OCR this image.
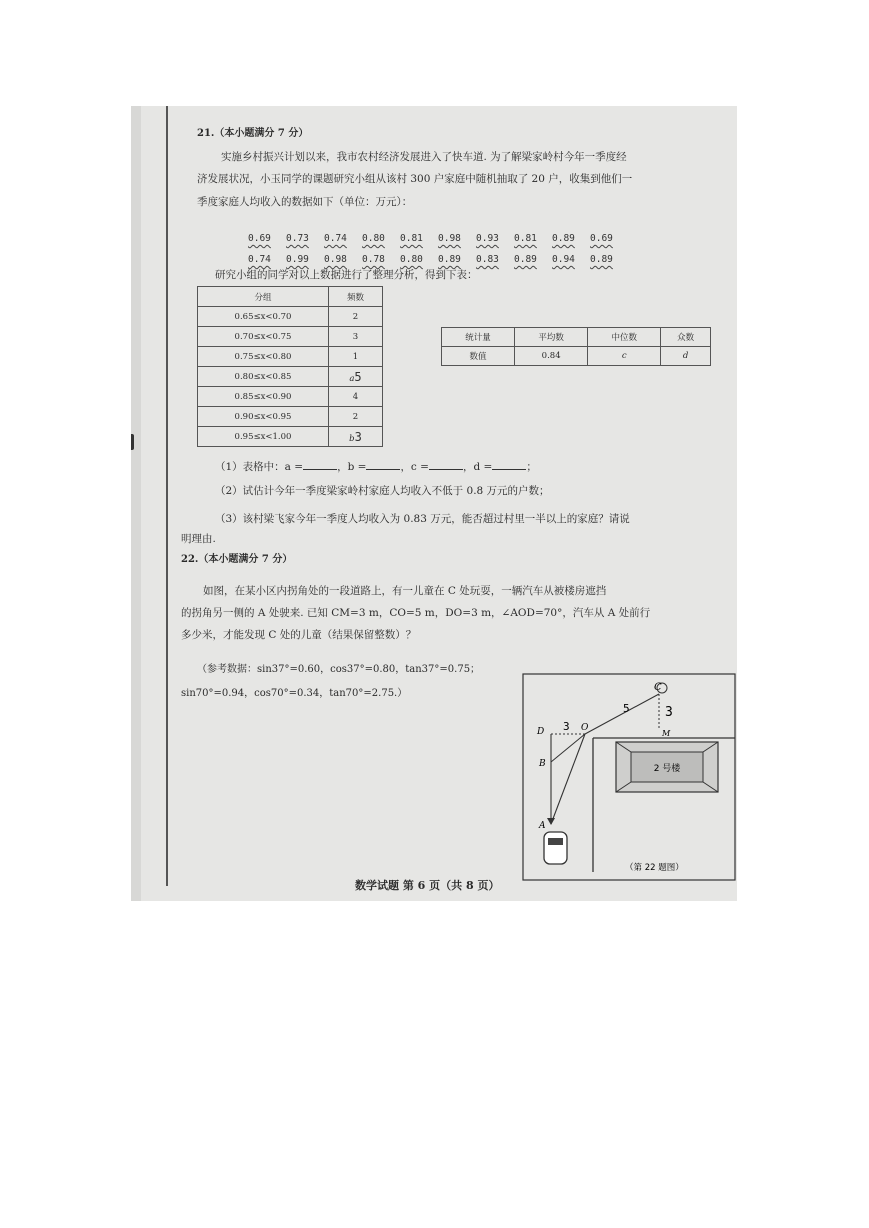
21.（本小题满分 7 分）
实施乡村振兴计划以来，我市农村经济发展进入了快车道. 为了解梁家岭村今年一季度经
济发展状况，小玉同学的课题研究小组从该村 300 户家庭中随机抽取了 20 户，收集到他们一
季度家庭人均收入的数据如下（单位：万元）：
0.69 0.73 0.74 0.80 0.81 0.98 0.93 0.81 0.89 0.69
0.74 0.99 0.98 0.78 0.80 0.89 0.83 0.89 0.94 0.89
研究小组的同学对以上数据进行了整理分析，得到下表：
分组	频数
0.65≤x<0.70	2
0.70≤x<0.75	3
0.75≤x<0.80	1
0.80≤x<0.85	a5
0.85≤x<0.90	4
0.90≤x<0.95	2
0.95≤x<1.00	b3
统计量	平均数	中位数	众数
数值	0.84	c	d
（1）表格中：a =	，b =	，c =	，d =	；
（2）试估计今年一季度梁家岭村家庭人均收入不低于 0.8 万元的户数；
（3）该村梁飞家今年一季度人均收入为 0.83 万元，能否超过村里一半以上的家庭？请说
明理由.
22.（本小题满分 7 分）
如图，在某小区内拐角处的一段道路上，有一儿童在 C 处玩耍，一辆汽车从被楼房遮挡
的拐角另一侧的 A 处驶来. 已知 CM=3 m，CO=5 m，DO=3 m，∠AOD=70°，汽车从 A 处前行
多少米，才能发现 C 处的儿童（结果保留整数）？
（参考数据：sin37°=0.60，cos37°=0.80，tan37°=0.75；
sin70°=0.94，cos70°=0.34，tan70°=2.75.）
2 号楼
C
D	O
M
B
A
3
5
3
（第 22 题图）
数学试题 第 6 页（共 8 页）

- - - - - - -

Instructions for the task> Reproduce the whole listing exactly, but not the images in it.

Written solution>
OCR this image.
21.（本小题满分 7 分）
实施乡村振兴计划以来，我市农村经济发展进入了快车道. 为了解梁家岭村今年一季度经
济发展状况，小玉同学的课题研究小组从该村 300 户家庭中随机抽取了 20 户，收集到他们一
季度家庭人均收入的数据如下（单位：万元）：
0.69 0.73 0.74 0.80 0.81 0.98 0.93 0.81 0.89 0.69
0.74 0.99 0.98 0.78 0.80 0.89 0.83 0.89 0.94 0.89
研究小组的同学对以上数据进行了整理分析，得到下表：
分组	频数
0.65≤x<0.70	2
0.70≤x<0.75	3
0.75≤x<0.80	1
0.80≤x<0.85	a5
0.85≤x<0.90	4
0.90≤x<0.95	2
0.95≤x<1.00	b3
统计量	平均数	中位数	众数
数值	0.84	c	d
（1）表格中：a =	，b =	，c =	，d =	；
（2）试估计今年一季度梁家岭村家庭人均收入不低于 0.8 万元的户数；
（3）该村梁飞家今年一季度人均收入为 0.83 万元，能否超过村里一半以上的家庭？请说
明理由.
22.（本小题满分 7 分）
如图，在某小区内拐角处的一段道路上，有一儿童在 C 处玩耍，一辆汽车从被楼房遮挡
的拐角另一侧的 A 处驶来. 已知 CM=3 m，CO=5 m，DO=3 m，∠AOD=70°，汽车从 A 处前行
多少米，才能发现 C 处的儿童（结果保留整数）？
（参考数据：sin37°=0.60，cos37°=0.80，tan37°=0.75；
sin70°=0.94，cos70°=0.34，tan70°=2.75.）
2 号楼
C
D	O
M
B
A
3
5
3
（第 22 题图）
数学试题 第 6 页（共 8 页）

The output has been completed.